■ THE DATA:
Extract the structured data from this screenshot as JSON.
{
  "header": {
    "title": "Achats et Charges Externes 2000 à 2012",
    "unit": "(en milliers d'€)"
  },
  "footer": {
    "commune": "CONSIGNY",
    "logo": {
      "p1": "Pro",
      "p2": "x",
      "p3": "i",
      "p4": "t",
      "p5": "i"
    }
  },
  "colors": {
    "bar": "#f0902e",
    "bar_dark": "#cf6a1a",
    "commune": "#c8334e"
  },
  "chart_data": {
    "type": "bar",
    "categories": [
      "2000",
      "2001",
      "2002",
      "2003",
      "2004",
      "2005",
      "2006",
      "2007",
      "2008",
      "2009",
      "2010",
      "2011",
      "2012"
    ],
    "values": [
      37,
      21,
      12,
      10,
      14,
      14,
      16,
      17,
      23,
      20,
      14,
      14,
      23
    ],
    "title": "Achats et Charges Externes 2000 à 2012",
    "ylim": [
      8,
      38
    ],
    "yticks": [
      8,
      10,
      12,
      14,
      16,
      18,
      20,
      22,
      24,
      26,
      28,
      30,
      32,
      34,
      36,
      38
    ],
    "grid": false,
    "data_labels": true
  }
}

■ DIRECTIONS: Repeat the data exactly. Leave nothing out.

■ RESPONSE FOR THIS EXERCISE:
Extract the structured data from this screenshot as JSON.
{
  "header": {
    "title": "Achats et Charges Externes 2000 à 2012",
    "unit": "(en milliers d'€)"
  },
  "footer": {
    "commune": "CONSIGNY",
    "logo": {
      "p1": "Pro",
      "p2": "x",
      "p3": "i",
      "p4": "t",
      "p5": "i"
    }
  },
  "colors": {
    "bar": "#f0902e",
    "bar_dark": "#cf6a1a",
    "commune": "#c8334e"
  },
  "chart_data": {
    "type": "bar",
    "categories": [
      "2000",
      "2001",
      "2002",
      "2003",
      "2004",
      "2005",
      "2006",
      "2007",
      "2008",
      "2009",
      "2010",
      "2011",
      "2012"
    ],
    "values": [
      37,
      21,
      12,
      10,
      14,
      14,
      16,
      17,
      23,
      20,
      14,
      14,
      23
    ],
    "title": "Achats et Charges Externes 2000 à 2012",
    "ylim": [
      8,
      38
    ],
    "yticks": [
      8,
      10,
      12,
      14,
      16,
      18,
      20,
      22,
      24,
      26,
      28,
      30,
      32,
      34,
      36,
      38
    ],
    "grid": false,
    "data_labels": true
  }
}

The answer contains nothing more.